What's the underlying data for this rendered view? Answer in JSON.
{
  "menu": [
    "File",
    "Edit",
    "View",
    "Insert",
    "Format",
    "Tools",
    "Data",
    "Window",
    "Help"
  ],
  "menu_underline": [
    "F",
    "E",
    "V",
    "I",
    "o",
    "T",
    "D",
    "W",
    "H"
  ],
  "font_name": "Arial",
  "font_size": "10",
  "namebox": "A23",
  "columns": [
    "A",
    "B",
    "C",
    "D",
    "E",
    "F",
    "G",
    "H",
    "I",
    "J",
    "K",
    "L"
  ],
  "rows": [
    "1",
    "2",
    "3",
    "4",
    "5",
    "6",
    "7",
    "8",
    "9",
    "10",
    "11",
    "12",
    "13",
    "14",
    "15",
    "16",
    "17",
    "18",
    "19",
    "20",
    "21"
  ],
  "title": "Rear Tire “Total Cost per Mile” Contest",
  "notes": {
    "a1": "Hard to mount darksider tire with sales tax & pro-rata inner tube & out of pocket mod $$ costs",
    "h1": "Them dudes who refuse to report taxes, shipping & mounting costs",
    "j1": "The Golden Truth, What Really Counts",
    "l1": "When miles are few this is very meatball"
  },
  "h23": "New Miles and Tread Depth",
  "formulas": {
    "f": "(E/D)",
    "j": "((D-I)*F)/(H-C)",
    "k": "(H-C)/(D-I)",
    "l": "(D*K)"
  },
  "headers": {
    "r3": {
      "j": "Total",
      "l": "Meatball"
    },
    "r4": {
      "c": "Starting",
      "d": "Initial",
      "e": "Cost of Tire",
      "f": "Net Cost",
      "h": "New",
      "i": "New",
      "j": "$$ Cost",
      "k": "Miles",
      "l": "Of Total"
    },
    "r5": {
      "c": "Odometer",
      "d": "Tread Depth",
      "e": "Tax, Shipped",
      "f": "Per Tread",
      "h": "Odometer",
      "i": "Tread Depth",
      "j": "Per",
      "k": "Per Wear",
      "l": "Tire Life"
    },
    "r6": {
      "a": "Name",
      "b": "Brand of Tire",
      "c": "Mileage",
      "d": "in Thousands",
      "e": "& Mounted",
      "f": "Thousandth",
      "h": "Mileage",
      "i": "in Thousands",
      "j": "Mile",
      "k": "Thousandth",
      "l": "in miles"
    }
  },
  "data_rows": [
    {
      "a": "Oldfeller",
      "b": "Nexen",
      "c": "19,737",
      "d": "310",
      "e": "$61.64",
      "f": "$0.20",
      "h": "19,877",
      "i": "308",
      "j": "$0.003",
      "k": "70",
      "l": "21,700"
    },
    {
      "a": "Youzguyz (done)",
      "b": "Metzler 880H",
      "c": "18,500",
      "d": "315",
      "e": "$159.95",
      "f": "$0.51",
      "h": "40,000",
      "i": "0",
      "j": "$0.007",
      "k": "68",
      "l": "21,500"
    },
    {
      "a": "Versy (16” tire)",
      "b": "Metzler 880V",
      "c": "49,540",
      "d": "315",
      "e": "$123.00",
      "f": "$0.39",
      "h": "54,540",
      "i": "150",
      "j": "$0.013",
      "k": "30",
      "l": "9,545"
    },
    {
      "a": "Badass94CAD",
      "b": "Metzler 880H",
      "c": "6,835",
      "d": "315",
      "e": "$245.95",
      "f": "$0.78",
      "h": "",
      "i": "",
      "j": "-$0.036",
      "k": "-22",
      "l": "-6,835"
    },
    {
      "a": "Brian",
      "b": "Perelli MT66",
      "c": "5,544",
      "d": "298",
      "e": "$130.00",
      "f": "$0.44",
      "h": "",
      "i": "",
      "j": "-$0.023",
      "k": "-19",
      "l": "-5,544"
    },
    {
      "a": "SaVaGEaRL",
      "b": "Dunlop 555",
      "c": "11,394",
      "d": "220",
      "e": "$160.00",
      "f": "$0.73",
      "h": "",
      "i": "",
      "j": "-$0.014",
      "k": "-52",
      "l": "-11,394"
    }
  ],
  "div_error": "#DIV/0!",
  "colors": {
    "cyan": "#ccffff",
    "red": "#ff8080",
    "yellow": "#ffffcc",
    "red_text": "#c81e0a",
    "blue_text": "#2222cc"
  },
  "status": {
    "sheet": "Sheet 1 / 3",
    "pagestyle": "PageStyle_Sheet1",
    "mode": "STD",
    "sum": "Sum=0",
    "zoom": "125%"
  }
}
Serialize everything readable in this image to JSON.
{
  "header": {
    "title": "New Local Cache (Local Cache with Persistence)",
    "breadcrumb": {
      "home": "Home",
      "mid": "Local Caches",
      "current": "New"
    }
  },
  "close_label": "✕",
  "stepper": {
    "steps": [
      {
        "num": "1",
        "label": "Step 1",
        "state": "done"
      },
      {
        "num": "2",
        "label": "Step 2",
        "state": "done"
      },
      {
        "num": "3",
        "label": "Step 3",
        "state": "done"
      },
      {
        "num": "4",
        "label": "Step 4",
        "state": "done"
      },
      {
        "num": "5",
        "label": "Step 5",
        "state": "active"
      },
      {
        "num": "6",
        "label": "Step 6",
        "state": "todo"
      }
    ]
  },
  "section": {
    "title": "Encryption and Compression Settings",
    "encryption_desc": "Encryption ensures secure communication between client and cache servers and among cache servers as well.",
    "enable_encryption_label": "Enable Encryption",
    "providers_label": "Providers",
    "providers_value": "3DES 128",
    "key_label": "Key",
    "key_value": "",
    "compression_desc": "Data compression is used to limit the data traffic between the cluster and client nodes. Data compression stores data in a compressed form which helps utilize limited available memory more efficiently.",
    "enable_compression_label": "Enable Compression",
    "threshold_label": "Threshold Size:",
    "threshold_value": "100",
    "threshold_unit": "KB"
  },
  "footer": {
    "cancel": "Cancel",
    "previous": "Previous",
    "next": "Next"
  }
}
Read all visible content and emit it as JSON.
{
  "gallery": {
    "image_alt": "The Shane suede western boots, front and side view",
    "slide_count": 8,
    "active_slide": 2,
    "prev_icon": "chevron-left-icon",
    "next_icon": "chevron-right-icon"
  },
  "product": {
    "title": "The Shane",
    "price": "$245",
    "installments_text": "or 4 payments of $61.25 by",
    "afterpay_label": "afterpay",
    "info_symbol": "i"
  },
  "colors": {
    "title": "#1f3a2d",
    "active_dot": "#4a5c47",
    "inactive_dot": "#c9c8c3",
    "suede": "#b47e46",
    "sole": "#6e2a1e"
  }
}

□ □ □ □ □

## [WORK TO COMPLETE]
Quote the listing in full, please, keeping every line exact.

## [ANSWER FOR THIS EXERCISE]
What's the underlying data for this rendered view? Answer in JSON.
{
  "menu": [
    "File",
    "Edit",
    "View",
    "Insert",
    "Format",
    "Tools",
    "Data",
    "Window",
    "Help"
  ],
  "menu_underline": [
    "F",
    "E",
    "V",
    "I",
    "o",
    "T",
    "D",
    "W",
    "H"
  ],
  "font_name": "Arial",
  "font_size": "10",
  "namebox": "A23",
  "columns": [
    "A",
    "B",
    "C",
    "D",
    "E",
    "F",
    "G",
    "H",
    "I",
    "J",
    "K",
    "L"
  ],
  "rows": [
    "1",
    "2",
    "3",
    "4",
    "5",
    "6",
    "7",
    "8",
    "9",
    "10",
    "11",
    "12",
    "13",
    "14",
    "15",
    "16",
    "17",
    "18",
    "19",
    "20",
    "21"
  ],
  "title": "Rear Tire “Total Cost per Mile” Contest",
  "notes": {
    "a1": "Hard to mount darksider tire with sales tax & pro-rata inner tube & out of pocket mod $$ costs",
    "h1": "Them dudes who refuse to report taxes, shipping & mounting costs",
    "j1": "The Golden Truth, What Really Counts",
    "l1": "When miles are few this is very meatball"
  },
  "h23": "New Miles and Tread Depth",
  "formulas": {
    "f": "(E/D)",
    "j": "((D-I)*F)/(H-C)",
    "k": "(H-C)/(D-I)",
    "l": "(D*K)"
  },
  "headers": {
    "r3": {
      "j": "Total",
      "l": "Meatball"
    },
    "r4": {
      "c": "Starting",
      "d": "Initial",
      "e": "Cost of Tire",
      "f": "Net Cost",
      "h": "New",
      "i": "New",
      "j": "$$ Cost",
      "k": "Miles",
      "l": "Of Total"
    },
    "r5": {
      "c": "Odometer",
      "d": "Tread Depth",
      "e": "Tax, Shipped",
      "f": "Per Tread",
      "h": "Odometer",
      "i": "Tread Depth",
      "j": "Per",
      "k": "Per Wear",
      "l": "Tire Life"
    },
    "r6": {
      "a": "Name",
      "b": "Brand of Tire",
      "c": "Mileage",
      "d": "in Thousands",
      "e": "& Mounted",
      "f": "Thousandth",
      "h": "Mileage",
      "i": "in Thousands",
      "j": "Mile",
      "k": "Thousandth",
      "l": "in miles"
    }
  },
  "data_rows": [
    {
      "a": "Oldfeller",
      "b": "Nexen",
      "c": "19,737",
      "d": "310",
      "e": "$61.64",
      "f": "$0.20",
      "h": "19,877",
      "i": "308",
      "j": "$0.003",
      "k": "70",
      "l": "21,700"
    },
    {
      "a": "Youzguyz (done)",
      "b": "Metzler 880H",
      "c": "18,500",
      "d": "315",
      "e": "$159.95",
      "f": "$0.51",
      "h": "40,000",
      "i": "0",
      "j": "$0.007",
      "k": "68",
      "l": "21,500"
    },
    {
      "a": "Versy (16” tire)",
      "b": "Metzler 880V",
      "c": "49,540",
      "d": "315",
      "e": "$123.00",
      "f": "$0.39",
      "h": "54,540",
      "i": "150",
      "j": "$0.013",
      "k": "30",
      "l": "9,545"
    },
    {
      "a": "Badass94CAD",
      "b": "Metzler 880H",
      "c": "6,835",
      "d": "315",
      "e": "$245.95",
      "f": "$0.78",
      "h": "",
      "i": "",
      "j": "-$0.036",
      "k": "-22",
      "l": "-6,835"
    },
    {
      "a": "Brian",
      "b": "Perelli MT66",
      "c": "5,544",
      "d": "298",
      "e": "$130.00",
      "f": "$0.44",
      "h": "",
      "i": "",
      "j": "-$0.023",
      "k": "-19",
      "l": "-5,544"
    },
    {
      "a": "SaVaGEaRL",
      "b": "Dunlop 555",
      "c": "11,394",
      "d": "220",
      "e": "$160.00",
      "f": "$0.73",
      "h": "",
      "i": "",
      "j": "-$0.014",
      "k": "-52",
      "l": "-11,394"
    }
  ],
  "div_error": "#DIV/0!",
  "colors": {
    "cyan": "#ccffff",
    "red": "#ff8080",
    "yellow": "#ffffcc",
    "red_text": "#c81e0a",
    "blue_text": "#2222cc"
  },
  "status": {
    "sheet": "Sheet 1 / 3",
    "pagestyle": "PageStyle_Sheet1",
    "mode": "STD",
    "sum": "Sum=0",
    "zoom": "125%"
  }
}
Serialize everything readable in this image to JSON.
{
  "header": {
    "title": "New Local Cache (Local Cache with Persistence)",
    "breadcrumb": {
      "home": "Home",
      "mid": "Local Caches",
      "current": "New"
    }
  },
  "close_label": "✕",
  "stepper": {
    "steps": [
      {
        "num": "1",
        "label": "Step 1",
        "state": "done"
      },
      {
        "num": "2",
        "label": "Step 2",
        "state": "done"
      },
      {
        "num": "3",
        "label": "Step 3",
        "state": "done"
      },
      {
        "num": "4",
        "label": "Step 4",
        "state": "done"
      },
      {
        "num": "5",
        "label": "Step 5",
        "state": "active"
      },
      {
        "num": "6",
        "label": "Step 6",
        "state": "todo"
      }
    ]
  },
  "section": {
    "title": "Encryption and Compression Settings",
    "encryption_desc": "Encryption ensures secure communication between client and cache servers and among cache servers as well.",
    "enable_encryption_label": "Enable Encryption",
    "providers_label": "Providers",
    "providers_value": "3DES 128",
    "key_label": "Key",
    "key_value": "",
    "compression_desc": "Data compression is used to limit the data traffic between the cluster and client nodes. Data compression stores data in a compressed form which helps utilize limited available memory more efficiently.",
    "enable_compression_label": "Enable Compression",
    "threshold_label": "Threshold Size:",
    "threshold_value": "100",
    "threshold_unit": "KB"
  },
  "footer": {
    "cancel": "Cancel",
    "previous": "Previous",
    "next": "Next"
  }
}
Read all visible content and emit it as JSON.
{
  "gallery": {
    "image_alt": "The Shane suede western boots, front and side view",
    "slide_count": 8,
    "active_slide": 2,
    "prev_icon": "chevron-left-icon",
    "next_icon": "chevron-right-icon"
  },
  "product": {
    "title": "The Shane",
    "price": "$245",
    "installments_text": "or 4 payments of $61.25 by",
    "afterpay_label": "afterpay",
    "info_symbol": "i"
  },
  "colors": {
    "title": "#1f3a2d",
    "active_dot": "#4a5c47",
    "inactive_dot": "#c9c8c3",
    "suede": "#b47e46",
    "sole": "#6e2a1e"
  }
}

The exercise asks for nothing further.